» Exercise aim
Type out the data again, word for word and in full.

» Records supplied

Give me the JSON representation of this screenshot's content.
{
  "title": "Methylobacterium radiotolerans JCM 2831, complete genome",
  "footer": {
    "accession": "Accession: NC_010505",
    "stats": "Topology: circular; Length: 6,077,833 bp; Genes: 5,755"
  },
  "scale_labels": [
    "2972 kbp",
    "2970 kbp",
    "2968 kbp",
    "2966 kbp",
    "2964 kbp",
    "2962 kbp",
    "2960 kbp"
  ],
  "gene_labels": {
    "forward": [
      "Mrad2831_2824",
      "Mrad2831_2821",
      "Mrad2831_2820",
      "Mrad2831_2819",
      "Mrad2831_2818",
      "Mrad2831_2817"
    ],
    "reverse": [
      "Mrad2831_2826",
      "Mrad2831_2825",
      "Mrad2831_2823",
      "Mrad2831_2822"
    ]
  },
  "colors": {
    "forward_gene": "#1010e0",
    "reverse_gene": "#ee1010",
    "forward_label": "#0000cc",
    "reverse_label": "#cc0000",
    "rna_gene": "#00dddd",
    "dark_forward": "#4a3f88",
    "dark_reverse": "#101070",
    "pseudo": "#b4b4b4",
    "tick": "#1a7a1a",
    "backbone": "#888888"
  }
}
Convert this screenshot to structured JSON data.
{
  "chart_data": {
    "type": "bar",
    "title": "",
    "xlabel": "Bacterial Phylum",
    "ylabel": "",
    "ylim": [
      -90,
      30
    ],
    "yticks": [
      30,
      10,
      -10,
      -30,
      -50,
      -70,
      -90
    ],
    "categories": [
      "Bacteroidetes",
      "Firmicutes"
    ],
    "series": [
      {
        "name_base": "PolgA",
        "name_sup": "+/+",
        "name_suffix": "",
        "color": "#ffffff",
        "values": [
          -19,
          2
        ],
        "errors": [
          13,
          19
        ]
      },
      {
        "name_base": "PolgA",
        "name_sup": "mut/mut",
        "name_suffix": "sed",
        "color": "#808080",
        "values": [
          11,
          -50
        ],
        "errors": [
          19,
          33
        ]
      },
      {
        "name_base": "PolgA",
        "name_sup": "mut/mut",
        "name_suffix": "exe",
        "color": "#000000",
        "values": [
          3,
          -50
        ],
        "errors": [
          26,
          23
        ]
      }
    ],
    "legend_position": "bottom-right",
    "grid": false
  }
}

» Result of the task
Give me the JSON representation of this screenshot's content.
{
  "title": "Methylobacterium radiotolerans JCM 2831, complete genome",
  "footer": {
    "accession": "Accession: NC_010505",
    "stats": "Topology: circular; Length: 6,077,833 bp; Genes: 5,755"
  },
  "scale_labels": [
    "2972 kbp",
    "2970 kbp",
    "2968 kbp",
    "2966 kbp",
    "2964 kbp",
    "2962 kbp",
    "2960 kbp"
  ],
  "gene_labels": {
    "forward": [
      "Mrad2831_2824",
      "Mrad2831_2821",
      "Mrad2831_2820",
      "Mrad2831_2819",
      "Mrad2831_2818",
      "Mrad2831_2817"
    ],
    "reverse": [
      "Mrad2831_2826",
      "Mrad2831_2825",
      "Mrad2831_2823",
      "Mrad2831_2822"
    ]
  },
  "colors": {
    "forward_gene": "#1010e0",
    "reverse_gene": "#ee1010",
    "forward_label": "#0000cc",
    "reverse_label": "#cc0000",
    "rna_gene": "#00dddd",
    "dark_forward": "#4a3f88",
    "dark_reverse": "#101070",
    "pseudo": "#b4b4b4",
    "tick": "#1a7a1a",
    "backbone": "#888888"
  }
}
Convert this screenshot to structured JSON data.
{
  "chart_data": {
    "type": "bar",
    "title": "",
    "xlabel": "Bacterial Phylum",
    "ylabel": "",
    "ylim": [
      -90,
      30
    ],
    "yticks": [
      30,
      10,
      -10,
      -30,
      -50,
      -70,
      -90
    ],
    "categories": [
      "Bacteroidetes",
      "Firmicutes"
    ],
    "series": [
      {
        "name_base": "PolgA",
        "name_sup": "+/+",
        "name_suffix": "",
        "color": "#ffffff",
        "values": [
          -19,
          2
        ],
        "errors": [
          13,
          19
        ]
      },
      {
        "name_base": "PolgA",
        "name_sup": "mut/mut",
        "name_suffix": "sed",
        "color": "#808080",
        "values": [
          11,
          -50
        ],
        "errors": [
          19,
          33
        ]
      },
      {
        "name_base": "PolgA",
        "name_sup": "mut/mut",
        "name_suffix": "exe",
        "color": "#000000",
        "values": [
          3,
          -50
        ],
        "errors": [
          26,
          23
        ]
      }
    ],
    "legend_position": "bottom-right",
    "grid": false
  }
}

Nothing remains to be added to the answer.